WHAT THIS TASK INVOLVES: Return all of the data exactly, with nothing left out but the pictures.

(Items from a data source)
# # # # #

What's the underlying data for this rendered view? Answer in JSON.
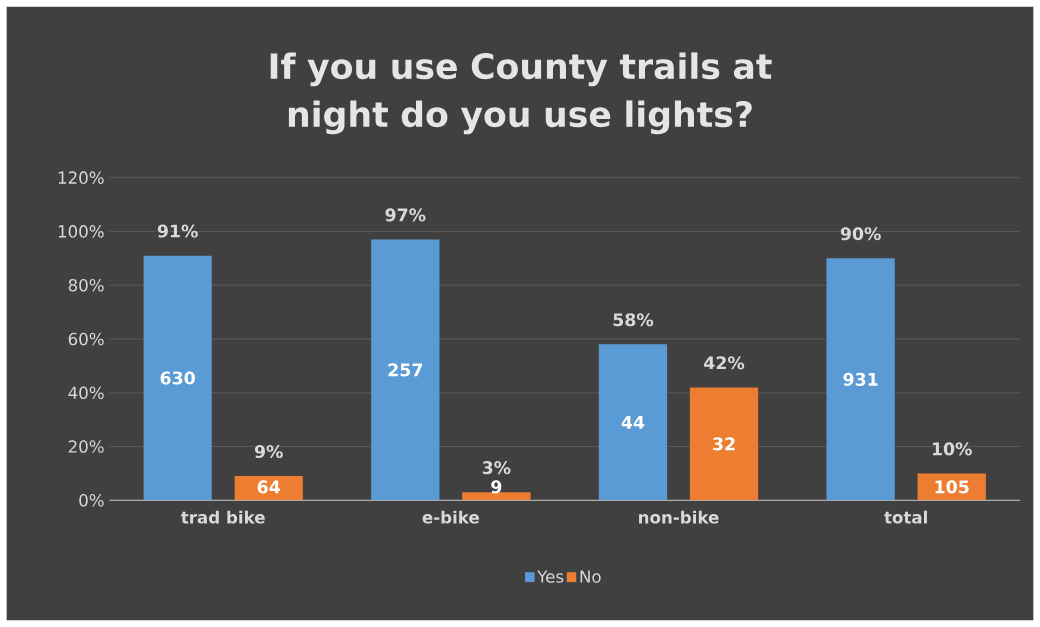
{
  "chart_data": {
    "type": "bar",
    "title": "If you use County trails at night do you use lights?",
    "categories": [
      "trad bike",
      "e-bike",
      "non-bike",
      "total"
    ],
    "series": [
      {
        "name": "Yes",
        "color": "#5b9bd5",
        "values": [
          91,
          97,
          58,
          90
        ],
        "value_labels": [
          "91%",
          "97%",
          "58%",
          "90%"
        ]
      },
      {
        "name": "No",
        "color": "#ed7d31",
        "values": [
          9,
          3,
          42,
          10
        ],
        "value_labels": [
          "9%",
          "3%",
          "42%",
          "10%"
        ]
      }
    ],
    "annotations": [
      "630",
      "64",
      "257",
      "9",
      "44",
      "32",
      "931",
      "105"
    ],
    "ylim": [
      0,
      120
    ],
    "yticks": [
      {
        "value": 0,
        "label": "0%"
      },
      {
        "value": 20,
        "label": "20%"
      },
      {
        "value": 40,
        "label": "40%"
      },
      {
        "value": 60,
        "label": "60%"
      },
      {
        "value": 80,
        "label": "80%"
      },
      {
        "value": 100,
        "label": "100%"
      },
      {
        "value": 120,
        "label": "120%"
      }
    ],
    "grid": "y",
    "legend": "bottom"
  }
}
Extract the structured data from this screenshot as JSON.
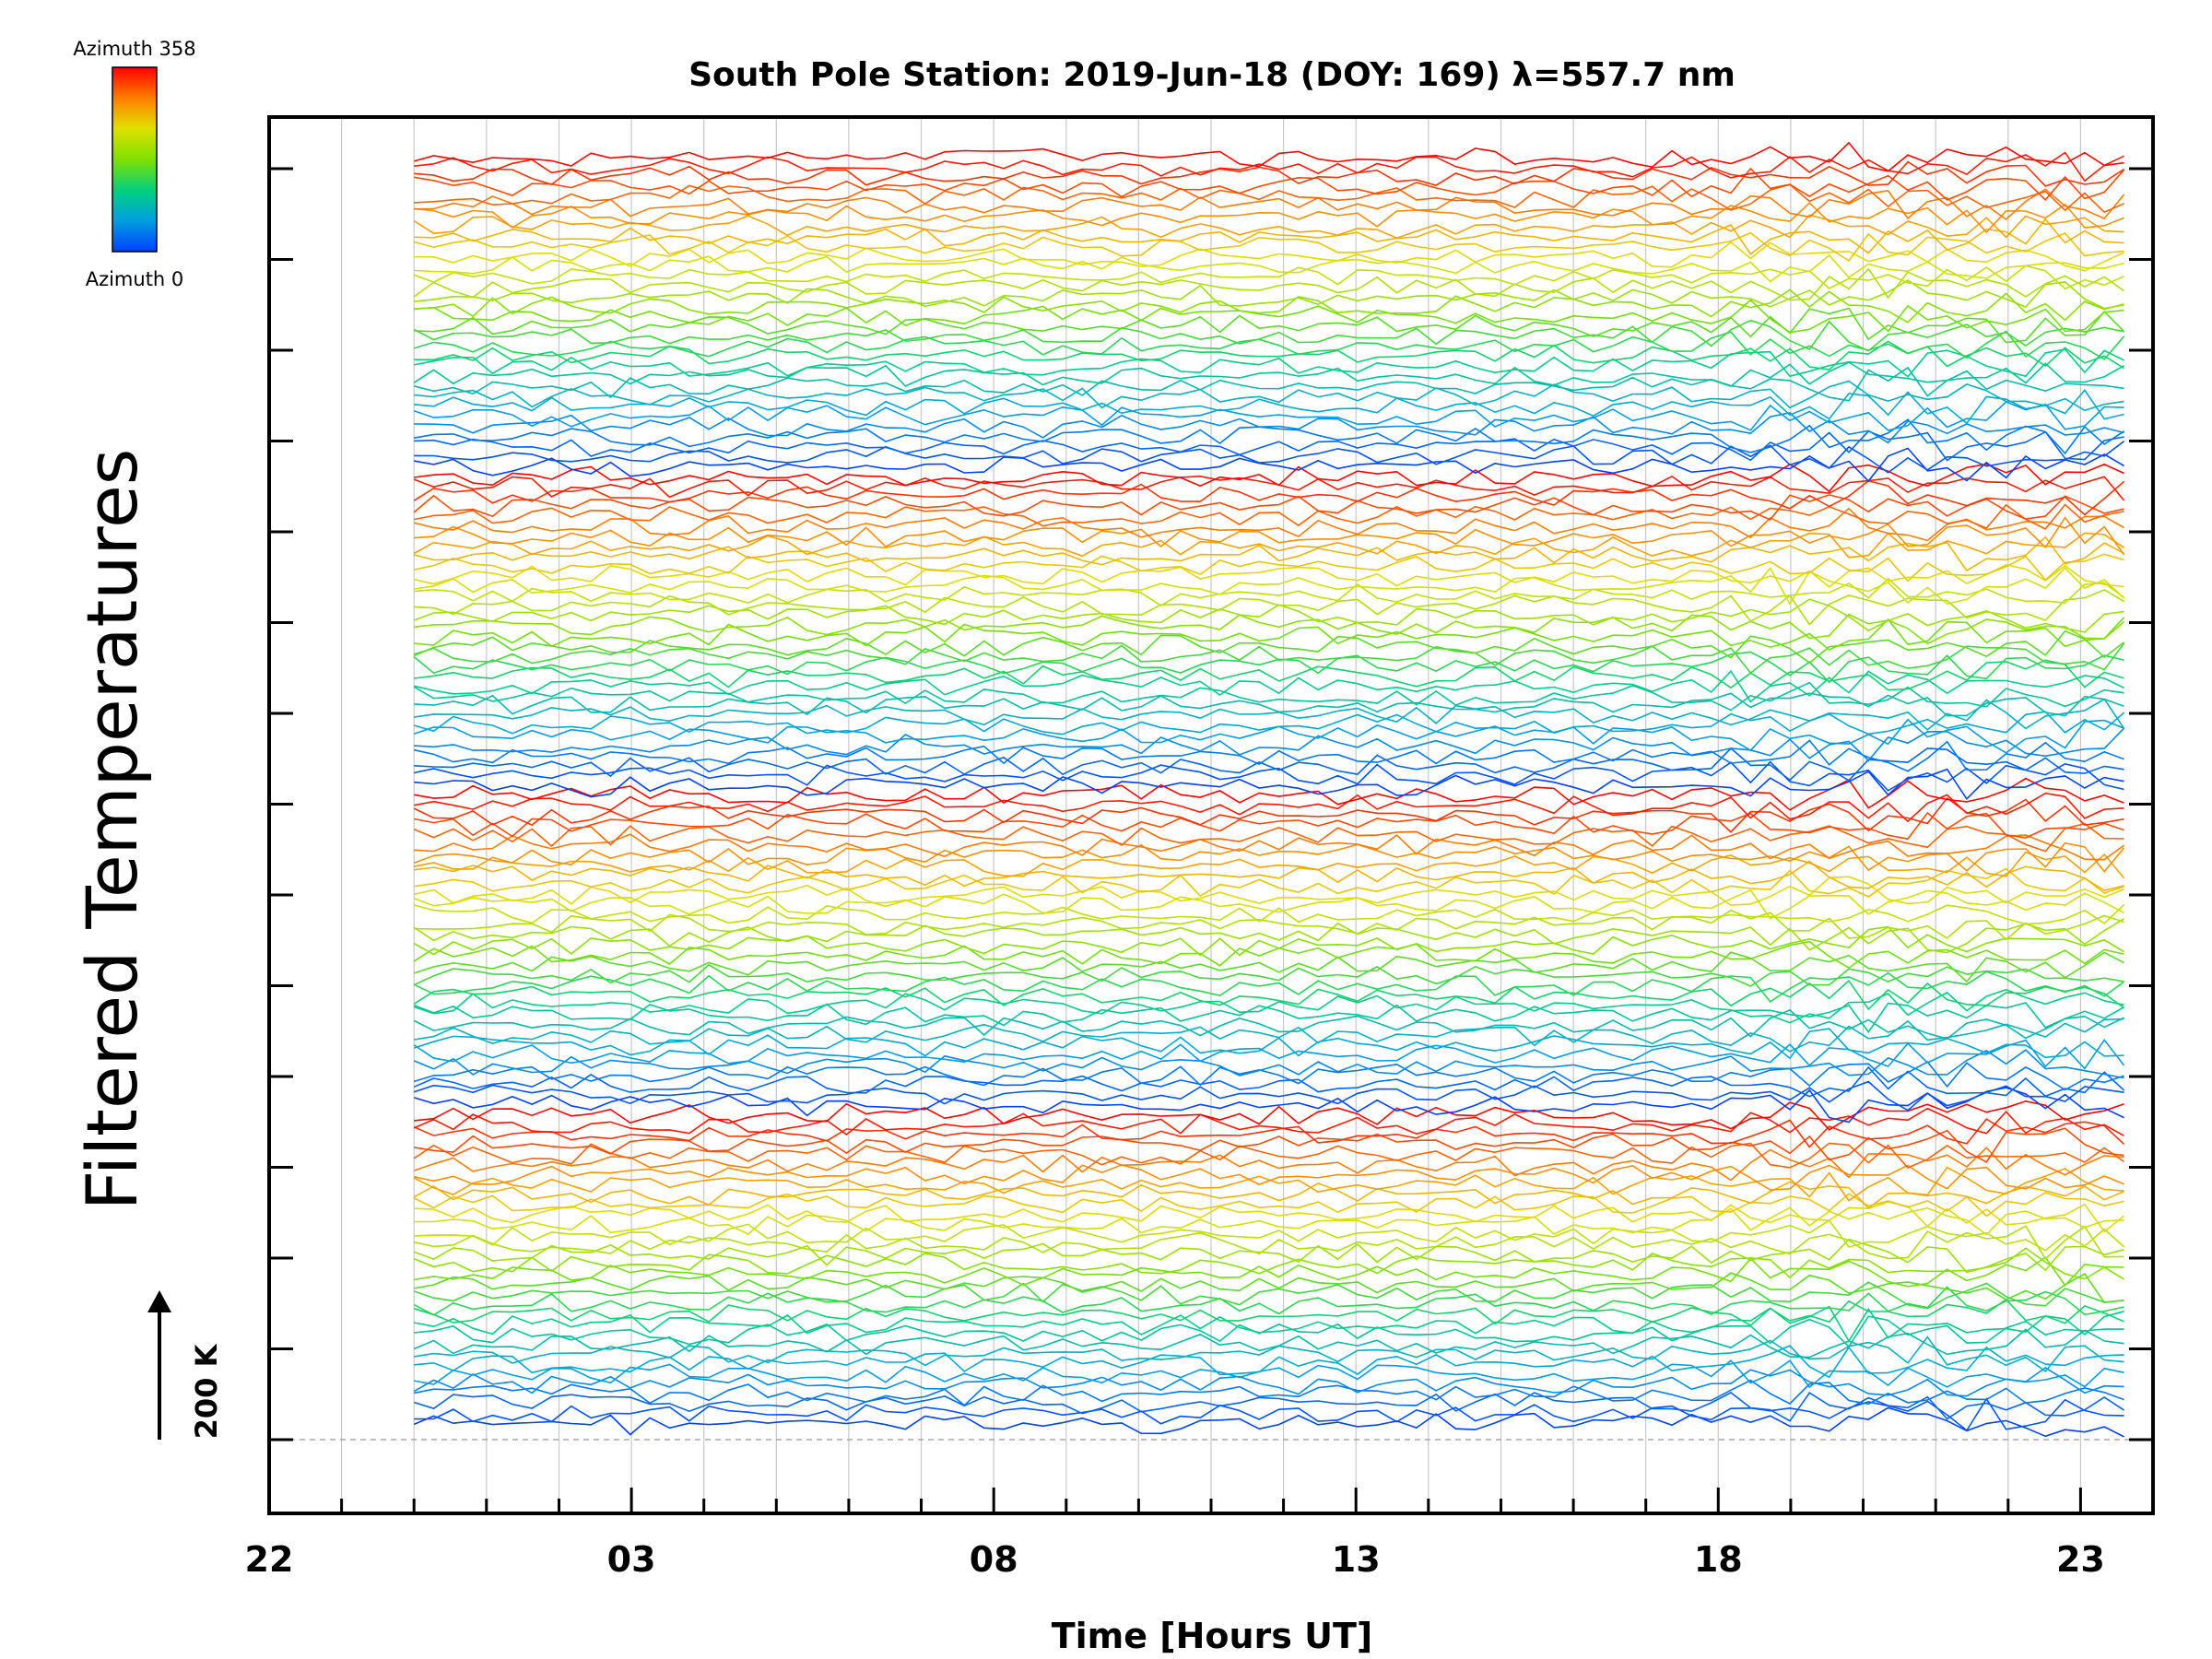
{
  "chart_data": {
    "type": "line",
    "title": "South Pole Station: 2019-Jun-18 (DOY: 169) λ=557.7 nm",
    "xlabel": "Time [Hours UT]",
    "ylabel": "Filtered Temperatures",
    "x_tick_labels": [
      "22",
      "03",
      "08",
      "13",
      "18",
      "23"
    ],
    "x_range_hours_ut": [
      22,
      48
    ],
    "data_start_hour": 24,
    "data_end_hour": 47.6,
    "scale_bar_label": "200 K",
    "legend": {
      "type": "colorbar",
      "placement": "top-left",
      "top_label": "Azimuth 358",
      "bottom_label": "Azimuth 0",
      "colors": [
        "#ff0000",
        "#ff8000",
        "#e0e000",
        "#80e000",
        "#00d080",
        "#00a0e0",
        "#0040ff"
      ]
    },
    "series_count": 128,
    "grid": "vertical"
  }
}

# # # # #

SOLUTION FOR THIS EXERCISE:
What's the underlying data for this rendered view? Answer in JSON.
{
  "chart_data": {
    "type": "bar",
    "title": "If you use County trails at night do you use lights?",
    "categories": [
      "trad bike",
      "e-bike",
      "non-bike",
      "total"
    ],
    "series": [
      {
        "name": "Yes",
        "color": "#5b9bd5",
        "values": [
          91,
          97,
          58,
          90
        ],
        "value_labels": [
          "91%",
          "97%",
          "58%",
          "90%"
        ]
      },
      {
        "name": "No",
        "color": "#ed7d31",
        "values": [
          9,
          3,
          42,
          10
        ],
        "value_labels": [
          "9%",
          "3%",
          "42%",
          "10%"
        ]
      }
    ],
    "annotations": [
      "630",
      "64",
      "257",
      "9",
      "44",
      "32",
      "931",
      "105"
    ],
    "ylim": [
      0,
      120
    ],
    "yticks": [
      {
        "value": 0,
        "label": "0%"
      },
      {
        "value": 20,
        "label": "20%"
      },
      {
        "value": 40,
        "label": "40%"
      },
      {
        "value": 60,
        "label": "60%"
      },
      {
        "value": 80,
        "label": "80%"
      },
      {
        "value": 100,
        "label": "100%"
      },
      {
        "value": 120,
        "label": "120%"
      }
    ],
    "grid": "y",
    "legend": "bottom"
  }
}
Extract the structured data from this screenshot as JSON.
{
  "chart_data": {
    "type": "line",
    "title": "South Pole Station: 2019-Jun-18 (DOY: 169) λ=557.7 nm",
    "xlabel": "Time [Hours UT]",
    "ylabel": "Filtered Temperatures",
    "x_tick_labels": [
      "22",
      "03",
      "08",
      "13",
      "18",
      "23"
    ],
    "x_range_hours_ut": [
      22,
      48
    ],
    "data_start_hour": 24,
    "data_end_hour": 47.6,
    "scale_bar_label": "200 K",
    "legend": {
      "type": "colorbar",
      "placement": "top-left",
      "top_label": "Azimuth 358",
      "bottom_label": "Azimuth 0",
      "colors": [
        "#ff0000",
        "#ff8000",
        "#e0e000",
        "#80e000",
        "#00d080",
        "#00a0e0",
        "#0040ff"
      ]
    },
    "series_count": 128,
    "grid": "vertical"
  }
}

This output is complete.